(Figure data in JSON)
►
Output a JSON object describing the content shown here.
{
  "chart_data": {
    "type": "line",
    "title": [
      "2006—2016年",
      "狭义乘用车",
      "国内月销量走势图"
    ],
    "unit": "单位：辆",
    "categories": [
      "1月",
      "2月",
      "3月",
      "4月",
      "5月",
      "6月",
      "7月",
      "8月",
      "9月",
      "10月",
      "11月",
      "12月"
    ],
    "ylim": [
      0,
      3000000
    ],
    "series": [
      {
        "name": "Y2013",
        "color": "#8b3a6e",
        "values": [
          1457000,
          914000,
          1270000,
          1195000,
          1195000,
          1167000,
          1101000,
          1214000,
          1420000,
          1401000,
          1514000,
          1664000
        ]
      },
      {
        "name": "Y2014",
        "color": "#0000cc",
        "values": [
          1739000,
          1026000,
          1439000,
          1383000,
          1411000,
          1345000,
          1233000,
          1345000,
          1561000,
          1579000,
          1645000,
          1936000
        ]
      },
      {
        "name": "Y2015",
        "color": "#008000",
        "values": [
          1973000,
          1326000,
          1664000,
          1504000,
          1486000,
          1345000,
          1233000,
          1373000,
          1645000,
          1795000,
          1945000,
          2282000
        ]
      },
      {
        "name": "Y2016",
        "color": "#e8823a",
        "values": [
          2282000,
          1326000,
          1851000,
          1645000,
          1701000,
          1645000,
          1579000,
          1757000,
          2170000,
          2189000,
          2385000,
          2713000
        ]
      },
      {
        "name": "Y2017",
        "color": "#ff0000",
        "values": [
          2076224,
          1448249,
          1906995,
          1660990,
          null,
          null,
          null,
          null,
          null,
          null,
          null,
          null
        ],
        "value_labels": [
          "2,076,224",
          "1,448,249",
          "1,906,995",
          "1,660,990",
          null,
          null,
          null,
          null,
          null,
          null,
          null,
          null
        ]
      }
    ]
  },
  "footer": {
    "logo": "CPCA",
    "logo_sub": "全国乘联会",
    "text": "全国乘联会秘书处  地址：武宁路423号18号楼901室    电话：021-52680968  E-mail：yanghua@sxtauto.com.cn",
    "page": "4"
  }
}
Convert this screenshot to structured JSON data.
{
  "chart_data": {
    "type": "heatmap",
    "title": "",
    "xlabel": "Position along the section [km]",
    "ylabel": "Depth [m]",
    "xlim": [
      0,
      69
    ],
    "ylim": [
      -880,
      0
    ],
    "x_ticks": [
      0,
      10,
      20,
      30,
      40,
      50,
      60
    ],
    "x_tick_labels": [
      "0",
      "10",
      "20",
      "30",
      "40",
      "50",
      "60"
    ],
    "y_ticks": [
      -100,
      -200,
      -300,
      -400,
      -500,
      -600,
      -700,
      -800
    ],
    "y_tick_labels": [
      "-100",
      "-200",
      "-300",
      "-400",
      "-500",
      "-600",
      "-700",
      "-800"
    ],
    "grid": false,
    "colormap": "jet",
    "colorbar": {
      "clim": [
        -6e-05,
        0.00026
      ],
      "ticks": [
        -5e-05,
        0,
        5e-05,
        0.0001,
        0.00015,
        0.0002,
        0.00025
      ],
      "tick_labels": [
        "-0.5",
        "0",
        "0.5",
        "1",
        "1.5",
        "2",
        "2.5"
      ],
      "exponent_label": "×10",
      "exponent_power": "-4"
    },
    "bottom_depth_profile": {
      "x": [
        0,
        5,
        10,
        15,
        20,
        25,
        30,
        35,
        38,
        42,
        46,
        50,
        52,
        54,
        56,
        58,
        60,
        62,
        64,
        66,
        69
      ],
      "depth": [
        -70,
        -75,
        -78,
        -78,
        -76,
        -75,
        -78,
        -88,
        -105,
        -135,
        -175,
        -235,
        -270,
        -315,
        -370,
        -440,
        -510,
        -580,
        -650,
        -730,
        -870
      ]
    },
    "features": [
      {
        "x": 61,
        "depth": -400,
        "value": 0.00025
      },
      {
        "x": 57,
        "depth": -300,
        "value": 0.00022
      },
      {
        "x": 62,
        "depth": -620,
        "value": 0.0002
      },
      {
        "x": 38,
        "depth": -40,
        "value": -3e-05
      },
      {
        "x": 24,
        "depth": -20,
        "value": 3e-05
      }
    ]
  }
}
◄
►
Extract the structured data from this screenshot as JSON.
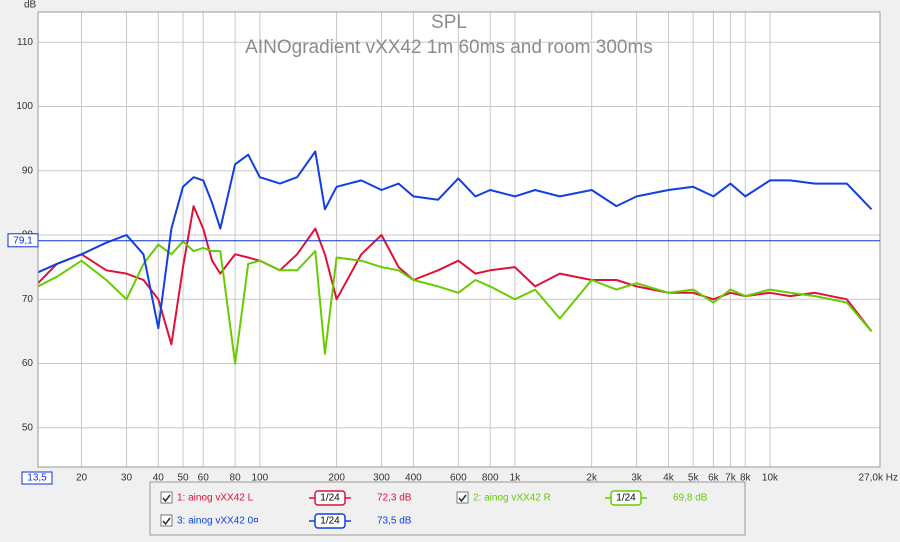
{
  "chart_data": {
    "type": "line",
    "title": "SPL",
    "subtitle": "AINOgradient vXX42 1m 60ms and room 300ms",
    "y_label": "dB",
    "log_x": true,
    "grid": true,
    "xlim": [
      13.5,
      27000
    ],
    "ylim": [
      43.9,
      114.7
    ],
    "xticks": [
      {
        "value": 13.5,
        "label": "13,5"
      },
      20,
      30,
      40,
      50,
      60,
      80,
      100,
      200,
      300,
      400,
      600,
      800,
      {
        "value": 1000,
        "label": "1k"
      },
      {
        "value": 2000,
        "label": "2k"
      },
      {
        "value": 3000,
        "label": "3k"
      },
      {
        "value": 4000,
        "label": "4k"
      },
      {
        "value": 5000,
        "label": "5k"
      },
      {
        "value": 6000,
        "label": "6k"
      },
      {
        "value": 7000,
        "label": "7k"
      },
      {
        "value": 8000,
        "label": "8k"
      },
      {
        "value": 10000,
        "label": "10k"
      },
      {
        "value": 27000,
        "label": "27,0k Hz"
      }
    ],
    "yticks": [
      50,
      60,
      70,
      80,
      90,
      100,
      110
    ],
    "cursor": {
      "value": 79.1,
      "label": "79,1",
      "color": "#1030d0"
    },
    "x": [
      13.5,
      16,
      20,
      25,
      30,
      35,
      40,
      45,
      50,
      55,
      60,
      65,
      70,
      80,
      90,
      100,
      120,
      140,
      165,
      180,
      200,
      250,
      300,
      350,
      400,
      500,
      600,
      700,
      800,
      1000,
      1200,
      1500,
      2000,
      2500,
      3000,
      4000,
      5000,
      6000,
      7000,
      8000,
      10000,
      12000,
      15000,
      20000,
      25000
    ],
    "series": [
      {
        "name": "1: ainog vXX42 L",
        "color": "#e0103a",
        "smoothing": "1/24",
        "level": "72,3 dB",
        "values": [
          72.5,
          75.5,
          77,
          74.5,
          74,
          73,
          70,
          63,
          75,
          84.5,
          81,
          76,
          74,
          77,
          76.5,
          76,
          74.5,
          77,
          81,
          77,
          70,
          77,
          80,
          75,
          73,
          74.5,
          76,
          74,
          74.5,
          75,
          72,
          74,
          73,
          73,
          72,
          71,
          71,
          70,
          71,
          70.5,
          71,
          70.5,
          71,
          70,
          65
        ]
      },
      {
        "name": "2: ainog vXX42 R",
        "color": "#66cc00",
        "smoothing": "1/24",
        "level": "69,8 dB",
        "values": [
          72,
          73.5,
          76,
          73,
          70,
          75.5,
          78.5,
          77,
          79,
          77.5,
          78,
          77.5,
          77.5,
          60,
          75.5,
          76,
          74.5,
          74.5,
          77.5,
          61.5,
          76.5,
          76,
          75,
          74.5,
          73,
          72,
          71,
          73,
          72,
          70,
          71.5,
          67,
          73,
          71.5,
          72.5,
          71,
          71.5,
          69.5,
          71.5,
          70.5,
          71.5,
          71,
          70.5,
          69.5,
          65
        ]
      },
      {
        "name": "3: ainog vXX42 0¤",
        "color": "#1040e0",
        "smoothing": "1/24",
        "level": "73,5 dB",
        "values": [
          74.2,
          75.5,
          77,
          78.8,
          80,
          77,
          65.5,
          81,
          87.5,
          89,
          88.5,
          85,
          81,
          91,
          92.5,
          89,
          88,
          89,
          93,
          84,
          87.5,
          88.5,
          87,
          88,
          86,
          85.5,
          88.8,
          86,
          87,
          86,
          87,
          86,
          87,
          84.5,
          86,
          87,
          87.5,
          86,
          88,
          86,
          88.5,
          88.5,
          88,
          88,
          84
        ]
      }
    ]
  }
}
◄
►
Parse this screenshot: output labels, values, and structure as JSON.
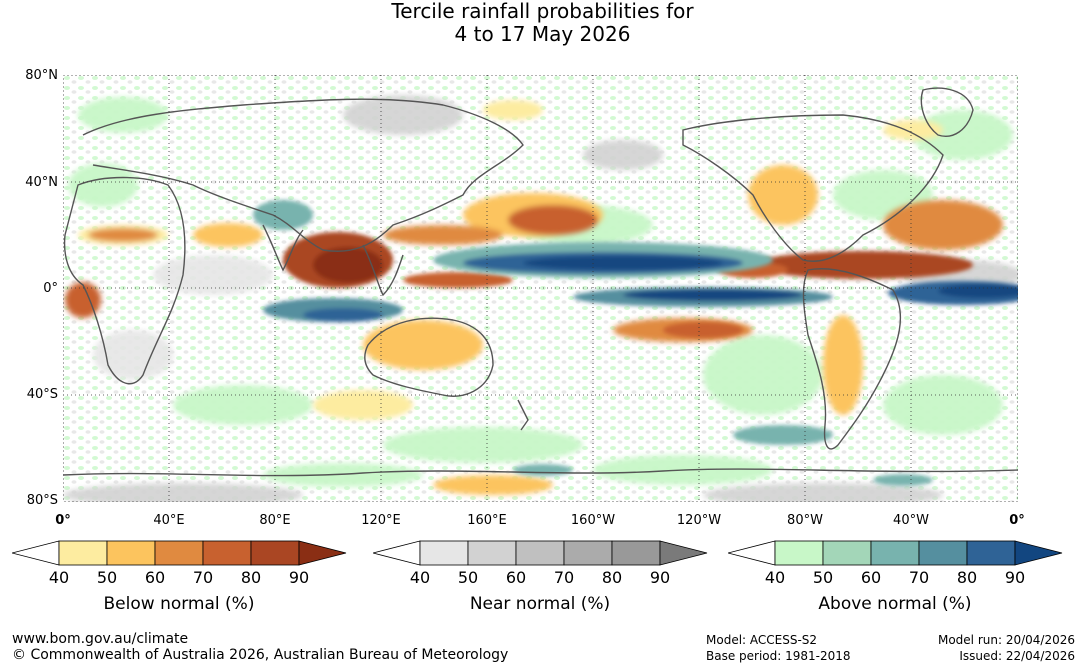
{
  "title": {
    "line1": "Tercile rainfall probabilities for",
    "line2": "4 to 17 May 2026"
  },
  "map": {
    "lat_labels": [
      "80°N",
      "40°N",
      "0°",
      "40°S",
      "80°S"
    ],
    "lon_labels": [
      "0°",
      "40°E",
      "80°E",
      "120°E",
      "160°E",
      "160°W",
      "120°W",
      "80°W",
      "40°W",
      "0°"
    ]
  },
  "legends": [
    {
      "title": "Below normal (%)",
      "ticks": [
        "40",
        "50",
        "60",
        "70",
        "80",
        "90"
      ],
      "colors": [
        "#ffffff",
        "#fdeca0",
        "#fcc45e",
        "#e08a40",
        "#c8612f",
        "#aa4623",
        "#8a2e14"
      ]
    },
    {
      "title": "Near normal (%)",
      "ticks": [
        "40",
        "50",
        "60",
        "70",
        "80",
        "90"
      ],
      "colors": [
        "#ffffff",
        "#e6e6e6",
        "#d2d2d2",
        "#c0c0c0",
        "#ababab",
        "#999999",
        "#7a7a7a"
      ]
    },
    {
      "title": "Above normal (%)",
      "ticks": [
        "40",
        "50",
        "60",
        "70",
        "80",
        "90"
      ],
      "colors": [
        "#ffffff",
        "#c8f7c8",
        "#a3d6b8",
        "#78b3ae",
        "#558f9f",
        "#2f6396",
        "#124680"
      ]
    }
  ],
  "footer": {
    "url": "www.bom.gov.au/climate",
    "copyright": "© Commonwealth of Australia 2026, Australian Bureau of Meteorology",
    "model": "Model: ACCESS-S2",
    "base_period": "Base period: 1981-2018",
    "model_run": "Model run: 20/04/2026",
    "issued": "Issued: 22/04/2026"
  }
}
◄
Copy all lines from the listing that contain "name".

        "name": "Y2013",
        "name": "Y2014",
        "name": "Y2015",
        "name": "Y2016",
        "name": "Y2017",
        "name": "1: ainog vXX42 L",
        "name": "2: ainog vXX42 R",
        "name": "3: ainog vXX42 0¤",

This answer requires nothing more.